Saved data entries:
####

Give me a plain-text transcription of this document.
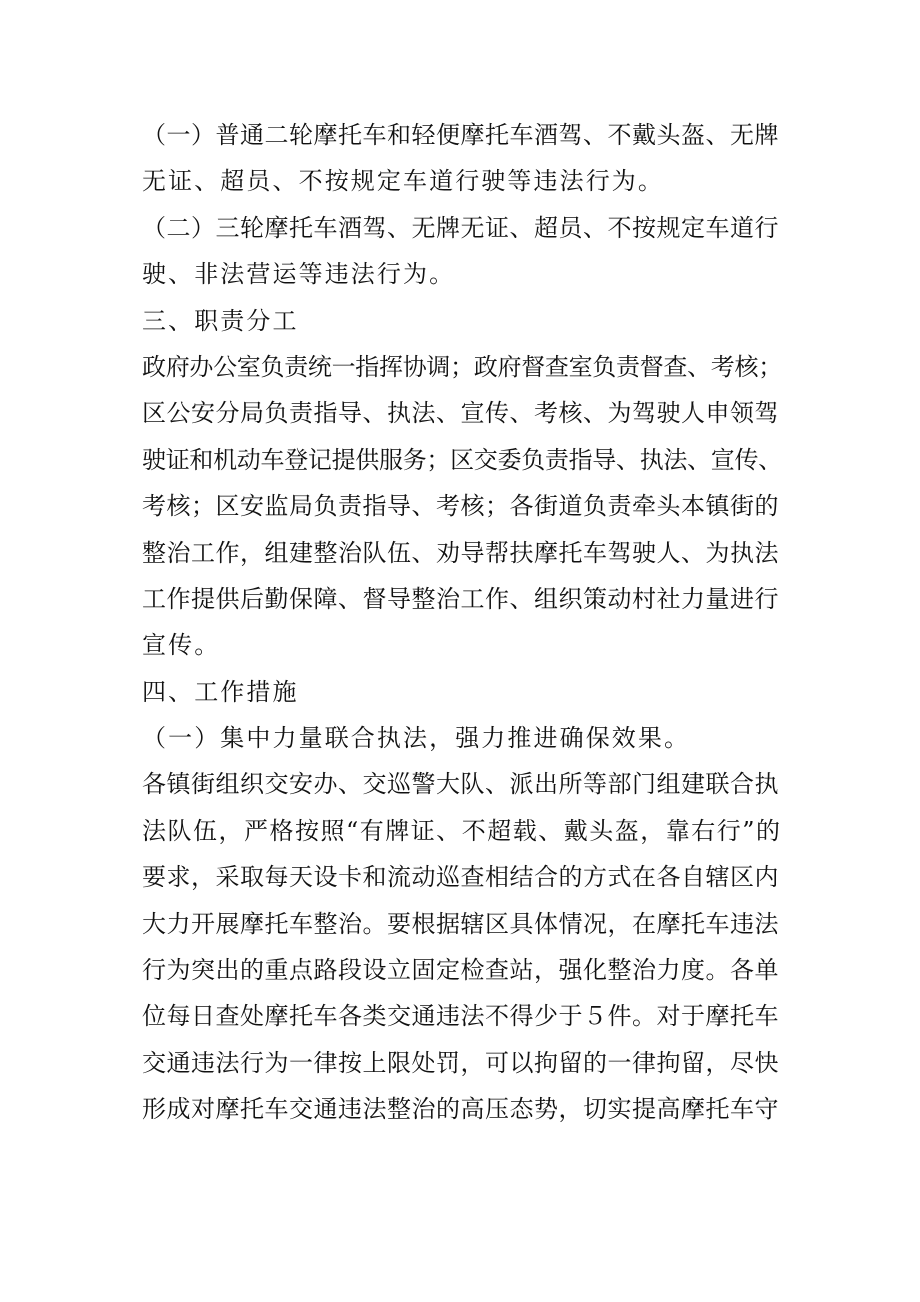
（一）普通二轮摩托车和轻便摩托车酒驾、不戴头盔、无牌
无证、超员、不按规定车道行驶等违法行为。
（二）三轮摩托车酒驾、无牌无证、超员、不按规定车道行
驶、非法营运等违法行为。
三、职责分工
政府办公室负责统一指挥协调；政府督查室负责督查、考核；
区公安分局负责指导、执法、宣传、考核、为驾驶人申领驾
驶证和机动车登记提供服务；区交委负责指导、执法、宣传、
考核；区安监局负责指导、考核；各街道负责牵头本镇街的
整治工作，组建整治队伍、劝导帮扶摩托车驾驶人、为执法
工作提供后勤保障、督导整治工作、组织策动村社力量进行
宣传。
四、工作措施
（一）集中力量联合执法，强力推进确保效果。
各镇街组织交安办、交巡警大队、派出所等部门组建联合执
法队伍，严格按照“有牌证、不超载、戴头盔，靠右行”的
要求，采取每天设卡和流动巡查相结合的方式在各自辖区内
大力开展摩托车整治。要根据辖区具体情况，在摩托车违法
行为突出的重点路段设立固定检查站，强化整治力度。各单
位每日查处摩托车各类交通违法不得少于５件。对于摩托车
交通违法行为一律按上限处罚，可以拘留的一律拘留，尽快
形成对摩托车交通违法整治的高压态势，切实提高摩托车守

####

Set task:
Write the listing out a second time exactly, dropping all images.

Complete response:
Give me a plain-text transcription of this document.
（一）普通二轮摩托车和轻便摩托车酒驾、不戴头盔、无牌
无证、超员、不按规定车道行驶等违法行为。
（二）三轮摩托车酒驾、无牌无证、超员、不按规定车道行
驶、非法营运等违法行为。
三、职责分工
政府办公室负责统一指挥协调；政府督查室负责督查、考核；
区公安分局负责指导、执法、宣传、考核、为驾驶人申领驾
驶证和机动车登记提供服务；区交委负责指导、执法、宣传、
考核；区安监局负责指导、考核；各街道负责牵头本镇街的
整治工作，组建整治队伍、劝导帮扶摩托车驾驶人、为执法
工作提供后勤保障、督导整治工作、组织策动村社力量进行
宣传。
四、工作措施
（一）集中力量联合执法，强力推进确保效果。
各镇街组织交安办、交巡警大队、派出所等部门组建联合执
法队伍，严格按照“有牌证、不超载、戴头盔，靠右行”的
要求，采取每天设卡和流动巡查相结合的方式在各自辖区内
大力开展摩托车整治。要根据辖区具体情况，在摩托车违法
行为突出的重点路段设立固定检查站，强化整治力度。各单
位每日查处摩托车各类交通违法不得少于５件。对于摩托车
交通违法行为一律按上限处罚，可以拘留的一律拘留，尽快
形成对摩托车交通违法整治的高压态势，切实提高摩托车守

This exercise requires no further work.